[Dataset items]
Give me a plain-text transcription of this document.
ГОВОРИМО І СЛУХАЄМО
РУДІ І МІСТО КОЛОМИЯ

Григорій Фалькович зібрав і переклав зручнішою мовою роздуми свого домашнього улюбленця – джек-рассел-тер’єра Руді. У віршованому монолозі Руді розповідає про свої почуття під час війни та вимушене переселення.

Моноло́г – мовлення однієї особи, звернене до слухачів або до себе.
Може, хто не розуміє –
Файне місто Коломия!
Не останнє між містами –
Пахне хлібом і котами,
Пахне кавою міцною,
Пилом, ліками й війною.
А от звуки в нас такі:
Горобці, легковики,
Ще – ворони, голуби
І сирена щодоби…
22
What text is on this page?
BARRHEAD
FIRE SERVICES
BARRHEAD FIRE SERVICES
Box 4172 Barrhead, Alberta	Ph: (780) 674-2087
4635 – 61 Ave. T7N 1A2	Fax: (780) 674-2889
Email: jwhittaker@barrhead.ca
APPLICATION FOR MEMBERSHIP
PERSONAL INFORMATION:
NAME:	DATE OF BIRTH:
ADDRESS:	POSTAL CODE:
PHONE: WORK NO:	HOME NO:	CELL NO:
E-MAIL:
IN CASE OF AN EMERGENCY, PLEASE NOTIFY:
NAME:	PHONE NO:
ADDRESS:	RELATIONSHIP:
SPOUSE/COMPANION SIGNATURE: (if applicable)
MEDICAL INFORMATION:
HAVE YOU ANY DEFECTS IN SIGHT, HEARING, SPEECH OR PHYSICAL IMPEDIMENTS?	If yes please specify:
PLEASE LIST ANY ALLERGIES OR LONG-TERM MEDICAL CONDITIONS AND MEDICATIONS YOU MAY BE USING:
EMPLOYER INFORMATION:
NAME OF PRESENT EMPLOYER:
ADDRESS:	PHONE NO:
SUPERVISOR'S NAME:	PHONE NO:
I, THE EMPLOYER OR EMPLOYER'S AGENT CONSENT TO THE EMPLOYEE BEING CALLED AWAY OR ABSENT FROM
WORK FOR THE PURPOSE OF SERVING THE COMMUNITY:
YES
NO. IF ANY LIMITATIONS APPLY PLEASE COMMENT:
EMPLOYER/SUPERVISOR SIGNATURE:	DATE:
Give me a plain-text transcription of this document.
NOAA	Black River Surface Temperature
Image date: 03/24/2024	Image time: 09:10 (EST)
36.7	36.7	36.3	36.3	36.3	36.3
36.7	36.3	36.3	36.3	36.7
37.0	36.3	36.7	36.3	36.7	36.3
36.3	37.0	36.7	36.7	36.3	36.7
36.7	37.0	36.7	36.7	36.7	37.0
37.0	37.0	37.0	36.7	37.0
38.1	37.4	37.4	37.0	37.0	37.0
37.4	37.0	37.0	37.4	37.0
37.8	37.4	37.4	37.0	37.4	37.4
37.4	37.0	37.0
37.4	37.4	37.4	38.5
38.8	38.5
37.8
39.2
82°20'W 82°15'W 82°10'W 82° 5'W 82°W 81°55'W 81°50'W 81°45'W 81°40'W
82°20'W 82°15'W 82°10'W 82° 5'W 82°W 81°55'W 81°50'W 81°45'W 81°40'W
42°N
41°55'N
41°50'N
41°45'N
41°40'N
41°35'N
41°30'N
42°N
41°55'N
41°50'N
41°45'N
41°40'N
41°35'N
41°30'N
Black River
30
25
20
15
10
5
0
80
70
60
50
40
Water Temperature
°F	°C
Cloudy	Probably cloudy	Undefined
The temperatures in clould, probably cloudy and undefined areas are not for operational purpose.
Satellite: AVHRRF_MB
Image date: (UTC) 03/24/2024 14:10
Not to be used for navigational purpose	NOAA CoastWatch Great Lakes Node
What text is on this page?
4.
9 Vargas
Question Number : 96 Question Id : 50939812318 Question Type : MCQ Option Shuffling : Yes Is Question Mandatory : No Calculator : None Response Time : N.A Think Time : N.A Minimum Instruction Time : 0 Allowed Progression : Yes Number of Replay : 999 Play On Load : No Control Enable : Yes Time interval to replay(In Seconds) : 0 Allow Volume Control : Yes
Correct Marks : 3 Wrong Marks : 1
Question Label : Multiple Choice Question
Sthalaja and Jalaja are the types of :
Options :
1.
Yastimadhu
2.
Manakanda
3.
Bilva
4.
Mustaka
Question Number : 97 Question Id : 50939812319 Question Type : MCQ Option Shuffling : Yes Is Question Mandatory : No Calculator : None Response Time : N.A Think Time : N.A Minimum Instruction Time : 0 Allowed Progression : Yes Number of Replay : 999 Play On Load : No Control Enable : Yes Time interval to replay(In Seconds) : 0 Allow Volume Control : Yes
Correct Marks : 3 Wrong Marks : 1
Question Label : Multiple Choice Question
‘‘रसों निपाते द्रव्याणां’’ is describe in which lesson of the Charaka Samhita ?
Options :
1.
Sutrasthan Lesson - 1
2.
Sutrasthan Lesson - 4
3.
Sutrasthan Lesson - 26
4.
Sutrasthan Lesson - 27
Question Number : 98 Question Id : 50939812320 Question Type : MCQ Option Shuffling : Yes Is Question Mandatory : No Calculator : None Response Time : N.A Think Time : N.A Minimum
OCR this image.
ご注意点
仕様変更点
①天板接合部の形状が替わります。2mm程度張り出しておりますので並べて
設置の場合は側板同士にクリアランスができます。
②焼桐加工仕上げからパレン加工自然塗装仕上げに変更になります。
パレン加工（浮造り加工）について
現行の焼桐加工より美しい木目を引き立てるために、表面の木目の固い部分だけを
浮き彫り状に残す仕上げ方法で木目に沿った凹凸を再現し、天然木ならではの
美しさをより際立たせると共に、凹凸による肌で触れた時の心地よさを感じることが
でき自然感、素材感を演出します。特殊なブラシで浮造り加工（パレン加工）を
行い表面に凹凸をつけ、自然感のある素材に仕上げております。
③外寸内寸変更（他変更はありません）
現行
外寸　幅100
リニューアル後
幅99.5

WHAT YOU WILL DO:
Provide an exact reproduction of all the entries shown above.

FULL OUTPUT:
Give me a plain-text transcription of this document.
ГОВОРИМО І СЛУХАЄМО
РУДІ І МІСТО КОЛОМИЯ

Григорій Фалькович зібрав і переклав зручнішою мовою роздуми свого домашнього улюбленця – джек-рассел-тер’єра Руді. У віршованому монолозі Руді розповідає про свої почуття під час війни та вимушене переселення.

Моноло́г – мовлення однієї особи, звернене до слухачів або до себе.
Може, хто не розуміє –
Файне місто Коломия!
Не останнє між містами –
Пахне хлібом і котами,
Пахне кавою міцною,
Пилом, ліками й війною.
А от звуки в нас такі:
Горобці, легковики,
Ще – ворони, голуби
І сирена щодоби…
22
What text is on this page?
BARRHEAD
FIRE SERVICES
BARRHEAD FIRE SERVICES
Box 4172 Barrhead, Alberta	Ph: (780) 674-2087
4635 – 61 Ave. T7N 1A2	Fax: (780) 674-2889
Email: jwhittaker@barrhead.ca
APPLICATION FOR MEMBERSHIP
PERSONAL INFORMATION:
NAME:	DATE OF BIRTH:
ADDRESS:	POSTAL CODE:
PHONE: WORK NO:	HOME NO:	CELL NO:
E-MAIL:
IN CASE OF AN EMERGENCY, PLEASE NOTIFY:
NAME:	PHONE NO:
ADDRESS:	RELATIONSHIP:
SPOUSE/COMPANION SIGNATURE: (if applicable)
MEDICAL INFORMATION:
HAVE YOU ANY DEFECTS IN SIGHT, HEARING, SPEECH OR PHYSICAL IMPEDIMENTS?	If yes please specify:
PLEASE LIST ANY ALLERGIES OR LONG-TERM MEDICAL CONDITIONS AND MEDICATIONS YOU MAY BE USING:
EMPLOYER INFORMATION:
NAME OF PRESENT EMPLOYER:
ADDRESS:	PHONE NO:
SUPERVISOR'S NAME:	PHONE NO:
I, THE EMPLOYER OR EMPLOYER'S AGENT CONSENT TO THE EMPLOYEE BEING CALLED AWAY OR ABSENT FROM
WORK FOR THE PURPOSE OF SERVING THE COMMUNITY:
YES
NO. IF ANY LIMITATIONS APPLY PLEASE COMMENT:
EMPLOYER/SUPERVISOR SIGNATURE:	DATE:
Give me a plain-text transcription of this document.
NOAA	Black River Surface Temperature
Image date: 03/24/2024	Image time: 09:10 (EST)
36.7	36.7	36.3	36.3	36.3	36.3
36.7	36.3	36.3	36.3	36.7
37.0	36.3	36.7	36.3	36.7	36.3
36.3	37.0	36.7	36.7	36.3	36.7
36.7	37.0	36.7	36.7	36.7	37.0
37.0	37.0	37.0	36.7	37.0
38.1	37.4	37.4	37.0	37.0	37.0
37.4	37.0	37.0	37.4	37.0
37.8	37.4	37.4	37.0	37.4	37.4
37.4	37.0	37.0
37.4	37.4	37.4	38.5
38.8	38.5
37.8
39.2
82°20'W 82°15'W 82°10'W 82° 5'W 82°W 81°55'W 81°50'W 81°45'W 81°40'W
82°20'W 82°15'W 82°10'W 82° 5'W 82°W 81°55'W 81°50'W 81°45'W 81°40'W
42°N
41°55'N
41°50'N
41°45'N
41°40'N
41°35'N
41°30'N
42°N
41°55'N
41°50'N
41°45'N
41°40'N
41°35'N
41°30'N
Black River
30
25
20
15
10
5
0
80
70
60
50
40
Water Temperature
°F	°C
Cloudy	Probably cloudy	Undefined
The temperatures in clould, probably cloudy and undefined areas are not for operational purpose.
Satellite: AVHRRF_MB
Image date: (UTC) 03/24/2024 14:10
Not to be used for navigational purpose	NOAA CoastWatch Great Lakes Node
What text is on this page?
4.
9 Vargas
Question Number : 96 Question Id : 50939812318 Question Type : MCQ Option Shuffling : Yes Is Question Mandatory : No Calculator : None Response Time : N.A Think Time : N.A Minimum Instruction Time : 0 Allowed Progression : Yes Number of Replay : 999 Play On Load : No Control Enable : Yes Time interval to replay(In Seconds) : 0 Allow Volume Control : Yes
Correct Marks : 3 Wrong Marks : 1
Question Label : Multiple Choice Question
Sthalaja and Jalaja are the types of :
Options :
1.
Yastimadhu
2.
Manakanda
3.
Bilva
4.
Mustaka
Question Number : 97 Question Id : 50939812319 Question Type : MCQ Option Shuffling : Yes Is Question Mandatory : No Calculator : None Response Time : N.A Think Time : N.A Minimum Instruction Time : 0 Allowed Progression : Yes Number of Replay : 999 Play On Load : No Control Enable : Yes Time interval to replay(In Seconds) : 0 Allow Volume Control : Yes
Correct Marks : 3 Wrong Marks : 1
Question Label : Multiple Choice Question
‘‘रसों निपाते द्रव्याणां’’ is describe in which lesson of the Charaka Samhita ?
Options :
1.
Sutrasthan Lesson - 1
2.
Sutrasthan Lesson - 4
3.
Sutrasthan Lesson - 26
4.
Sutrasthan Lesson - 27
Question Number : 98 Question Id : 50939812320 Question Type : MCQ Option Shuffling : Yes Is Question Mandatory : No Calculator : None Response Time : N.A Think Time : N.A Minimum
OCR this image.
ご注意点
仕様変更点
①天板接合部の形状が替わります。2mm程度張り出しておりますので並べて
設置の場合は側板同士にクリアランスができます。
②焼桐加工仕上げからパレン加工自然塗装仕上げに変更になります。
パレン加工（浮造り加工）について
現行の焼桐加工より美しい木目を引き立てるために、表面の木目の固い部分だけを
浮き彫り状に残す仕上げ方法で木目に沿った凹凸を再現し、天然木ならではの
美しさをより際立たせると共に、凹凸による肌で触れた時の心地よさを感じることが
でき自然感、素材感を演出します。特殊なブラシで浮造り加工（パレン加工）を
行い表面に凹凸をつけ、自然感のある素材に仕上げております。
③外寸内寸変更（他変更はありません）
現行
外寸　幅100
リニューアル後
幅99.5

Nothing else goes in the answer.